[Stored dataset items]
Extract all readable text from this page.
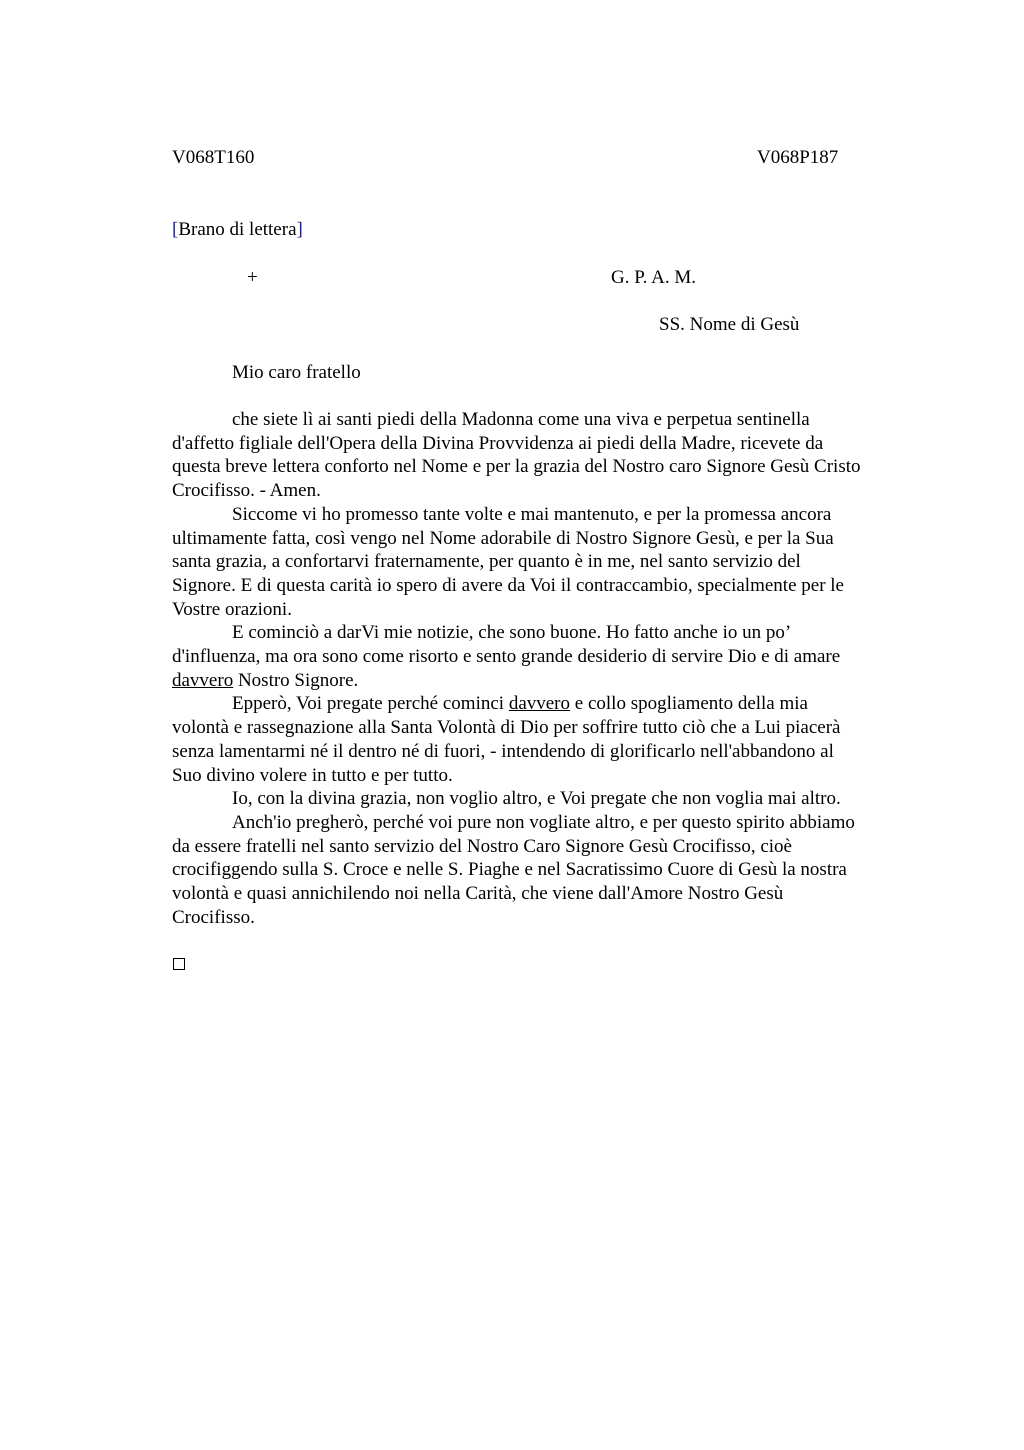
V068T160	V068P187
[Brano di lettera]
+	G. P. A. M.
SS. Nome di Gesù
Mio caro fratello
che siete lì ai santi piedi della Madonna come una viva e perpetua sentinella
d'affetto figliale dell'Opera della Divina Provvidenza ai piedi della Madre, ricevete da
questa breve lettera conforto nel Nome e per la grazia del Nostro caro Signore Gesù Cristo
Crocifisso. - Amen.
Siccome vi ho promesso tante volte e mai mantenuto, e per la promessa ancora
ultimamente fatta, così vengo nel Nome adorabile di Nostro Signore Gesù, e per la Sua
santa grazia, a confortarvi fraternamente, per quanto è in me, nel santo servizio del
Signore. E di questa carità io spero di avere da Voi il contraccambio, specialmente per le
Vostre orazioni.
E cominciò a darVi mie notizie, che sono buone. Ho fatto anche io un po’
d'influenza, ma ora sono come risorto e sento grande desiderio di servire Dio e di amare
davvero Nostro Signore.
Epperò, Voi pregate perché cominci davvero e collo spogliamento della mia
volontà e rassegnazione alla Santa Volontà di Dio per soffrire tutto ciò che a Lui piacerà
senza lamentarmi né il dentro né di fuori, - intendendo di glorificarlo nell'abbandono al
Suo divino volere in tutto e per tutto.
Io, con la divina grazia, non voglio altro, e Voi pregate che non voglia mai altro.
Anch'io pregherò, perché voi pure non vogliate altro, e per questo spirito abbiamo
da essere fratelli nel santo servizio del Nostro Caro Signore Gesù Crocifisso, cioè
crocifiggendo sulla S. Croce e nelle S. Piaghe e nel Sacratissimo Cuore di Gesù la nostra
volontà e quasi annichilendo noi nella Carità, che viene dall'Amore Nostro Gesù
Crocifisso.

--

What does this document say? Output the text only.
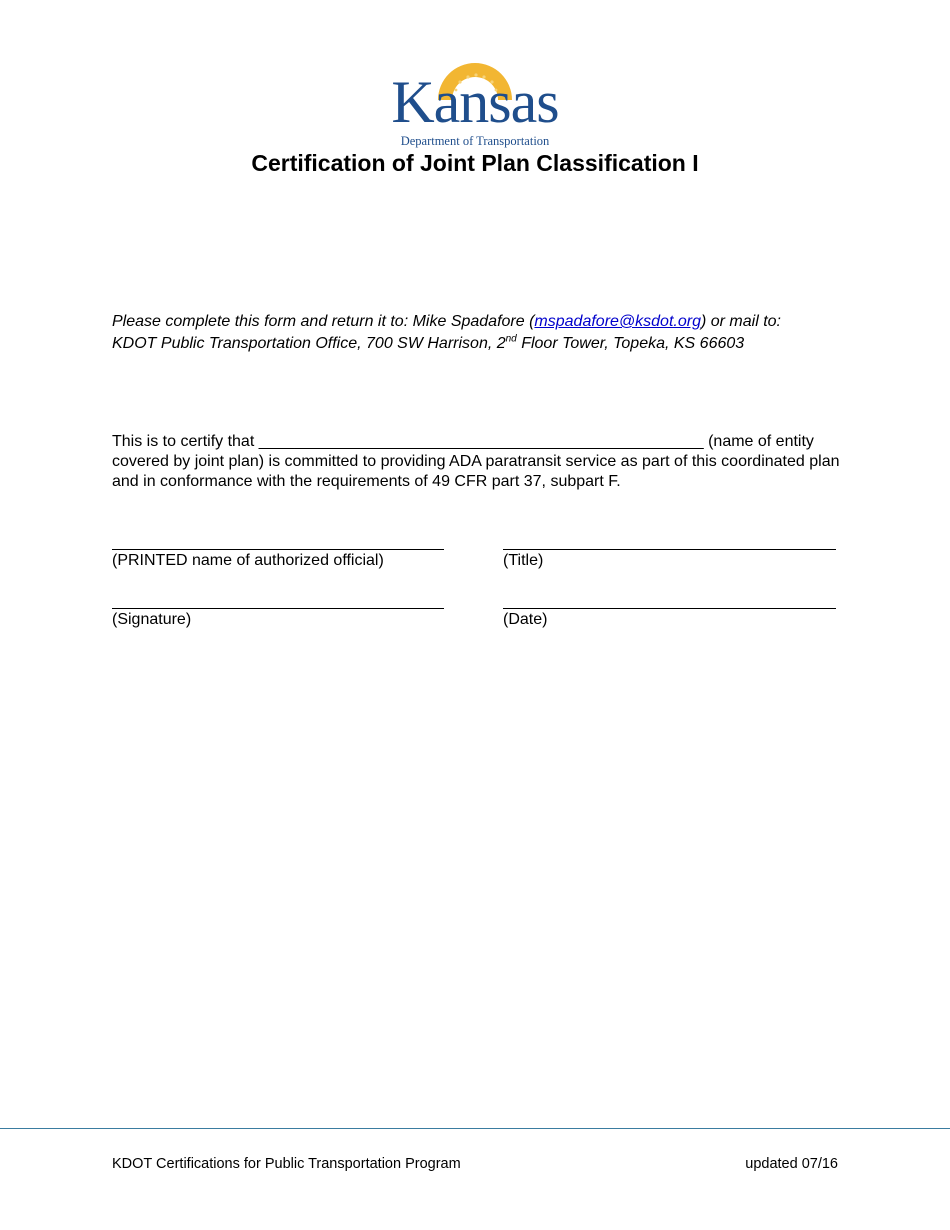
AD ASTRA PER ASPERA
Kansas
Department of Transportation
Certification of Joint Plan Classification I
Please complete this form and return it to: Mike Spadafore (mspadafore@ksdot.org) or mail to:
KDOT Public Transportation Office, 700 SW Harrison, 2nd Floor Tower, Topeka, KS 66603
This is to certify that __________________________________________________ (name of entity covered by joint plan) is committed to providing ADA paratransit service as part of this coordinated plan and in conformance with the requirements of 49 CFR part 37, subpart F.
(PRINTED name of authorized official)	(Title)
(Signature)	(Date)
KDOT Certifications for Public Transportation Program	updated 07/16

---

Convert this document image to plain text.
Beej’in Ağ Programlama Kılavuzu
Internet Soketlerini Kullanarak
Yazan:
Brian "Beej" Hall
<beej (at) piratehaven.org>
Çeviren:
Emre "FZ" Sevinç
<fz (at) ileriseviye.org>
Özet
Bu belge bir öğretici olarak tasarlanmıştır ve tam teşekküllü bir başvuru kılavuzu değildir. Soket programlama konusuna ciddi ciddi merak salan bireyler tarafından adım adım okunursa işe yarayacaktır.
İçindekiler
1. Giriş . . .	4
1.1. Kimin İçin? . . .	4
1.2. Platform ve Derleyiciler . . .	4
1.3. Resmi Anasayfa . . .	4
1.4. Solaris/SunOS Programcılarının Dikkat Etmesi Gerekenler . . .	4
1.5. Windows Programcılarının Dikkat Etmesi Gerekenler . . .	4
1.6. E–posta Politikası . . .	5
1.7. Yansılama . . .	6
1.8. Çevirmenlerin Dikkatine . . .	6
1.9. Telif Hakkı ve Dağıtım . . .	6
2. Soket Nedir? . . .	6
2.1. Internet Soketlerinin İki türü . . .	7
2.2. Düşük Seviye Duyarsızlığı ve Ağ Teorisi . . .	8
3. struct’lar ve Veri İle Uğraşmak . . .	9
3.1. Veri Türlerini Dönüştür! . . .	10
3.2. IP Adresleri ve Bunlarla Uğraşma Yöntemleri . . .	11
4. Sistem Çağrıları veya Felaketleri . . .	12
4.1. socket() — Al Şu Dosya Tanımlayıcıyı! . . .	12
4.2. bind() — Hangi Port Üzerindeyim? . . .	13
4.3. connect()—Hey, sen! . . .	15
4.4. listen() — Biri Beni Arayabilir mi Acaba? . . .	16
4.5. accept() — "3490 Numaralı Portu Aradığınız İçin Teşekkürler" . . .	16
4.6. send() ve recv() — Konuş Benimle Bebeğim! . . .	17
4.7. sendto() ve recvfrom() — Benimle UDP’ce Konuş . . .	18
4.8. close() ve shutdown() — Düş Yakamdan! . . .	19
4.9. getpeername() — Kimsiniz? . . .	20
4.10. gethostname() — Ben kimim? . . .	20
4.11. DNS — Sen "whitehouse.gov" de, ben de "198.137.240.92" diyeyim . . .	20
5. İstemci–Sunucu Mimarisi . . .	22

■ Objective:
Return every line from the records above that holds the word "Signore".

■ Solution to this task:
questa breve lettera conforto nel Nome e per la grazia del Nostro caro Signore Gesù Cristo
ultimamente fatta, così vengo nel Nome adorabile di Nostro Signore Gesù, e per la Sua
Signore. E di questa carità io spero di avere da Voi il contraccambio, specialmente per le
davvero Nostro Signore.
da essere fratelli nel santo servizio del Nostro Caro Signore Gesù Crocifisso, cioè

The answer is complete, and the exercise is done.